§ Goal: Return all lines from the listing below in which the string "ffffff" occurs.

§ Exercise material:
------------------------
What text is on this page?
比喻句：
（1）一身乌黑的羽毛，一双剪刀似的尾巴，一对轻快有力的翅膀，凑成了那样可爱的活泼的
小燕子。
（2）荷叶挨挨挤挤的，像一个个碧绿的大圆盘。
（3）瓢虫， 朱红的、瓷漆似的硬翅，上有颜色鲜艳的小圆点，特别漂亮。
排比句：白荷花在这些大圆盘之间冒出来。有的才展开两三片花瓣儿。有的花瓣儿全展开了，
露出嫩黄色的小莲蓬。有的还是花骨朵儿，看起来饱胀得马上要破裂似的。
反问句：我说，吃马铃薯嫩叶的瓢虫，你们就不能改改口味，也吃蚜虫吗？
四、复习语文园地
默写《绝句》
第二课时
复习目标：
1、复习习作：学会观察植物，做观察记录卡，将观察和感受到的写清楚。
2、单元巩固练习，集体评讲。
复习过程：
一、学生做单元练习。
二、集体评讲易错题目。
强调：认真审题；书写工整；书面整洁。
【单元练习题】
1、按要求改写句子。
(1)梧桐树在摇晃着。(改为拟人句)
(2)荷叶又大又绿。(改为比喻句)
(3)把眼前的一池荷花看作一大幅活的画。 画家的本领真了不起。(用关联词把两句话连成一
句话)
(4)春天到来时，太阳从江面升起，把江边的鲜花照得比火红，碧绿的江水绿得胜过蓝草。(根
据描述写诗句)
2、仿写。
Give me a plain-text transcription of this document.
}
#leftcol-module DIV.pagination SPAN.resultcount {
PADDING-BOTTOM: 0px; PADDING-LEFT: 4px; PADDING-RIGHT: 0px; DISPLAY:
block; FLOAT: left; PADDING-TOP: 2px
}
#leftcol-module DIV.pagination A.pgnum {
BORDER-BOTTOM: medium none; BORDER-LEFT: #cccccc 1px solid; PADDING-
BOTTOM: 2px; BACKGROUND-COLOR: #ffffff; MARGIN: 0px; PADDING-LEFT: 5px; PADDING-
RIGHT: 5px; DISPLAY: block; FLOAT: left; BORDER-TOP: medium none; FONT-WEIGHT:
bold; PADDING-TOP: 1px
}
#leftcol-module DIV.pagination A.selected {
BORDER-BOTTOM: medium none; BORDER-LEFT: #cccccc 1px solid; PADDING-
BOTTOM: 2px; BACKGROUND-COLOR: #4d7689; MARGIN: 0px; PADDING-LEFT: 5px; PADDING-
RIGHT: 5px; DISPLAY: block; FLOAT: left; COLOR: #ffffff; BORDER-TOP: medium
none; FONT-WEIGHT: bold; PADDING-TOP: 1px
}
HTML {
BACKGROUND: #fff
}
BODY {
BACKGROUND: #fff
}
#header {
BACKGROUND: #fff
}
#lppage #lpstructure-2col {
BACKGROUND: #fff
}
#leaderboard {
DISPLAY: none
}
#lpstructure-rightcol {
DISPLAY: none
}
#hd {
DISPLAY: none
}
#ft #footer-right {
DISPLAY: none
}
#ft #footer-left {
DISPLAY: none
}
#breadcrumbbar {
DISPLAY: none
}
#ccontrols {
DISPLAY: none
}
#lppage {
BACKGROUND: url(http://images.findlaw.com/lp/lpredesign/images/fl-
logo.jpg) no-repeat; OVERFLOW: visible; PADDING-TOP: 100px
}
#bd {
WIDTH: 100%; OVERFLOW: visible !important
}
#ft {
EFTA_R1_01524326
------------------------
§ Solution to the problem:
BOTTOM: 2px; BACKGROUND-COLOR: #ffffff; MARGIN: 0px; PADDING-LEFT: 5px; PADDING-
RIGHT: 5px; DISPLAY: block; FLOAT: left; COLOR: #ffffff; BORDER-TOP: medium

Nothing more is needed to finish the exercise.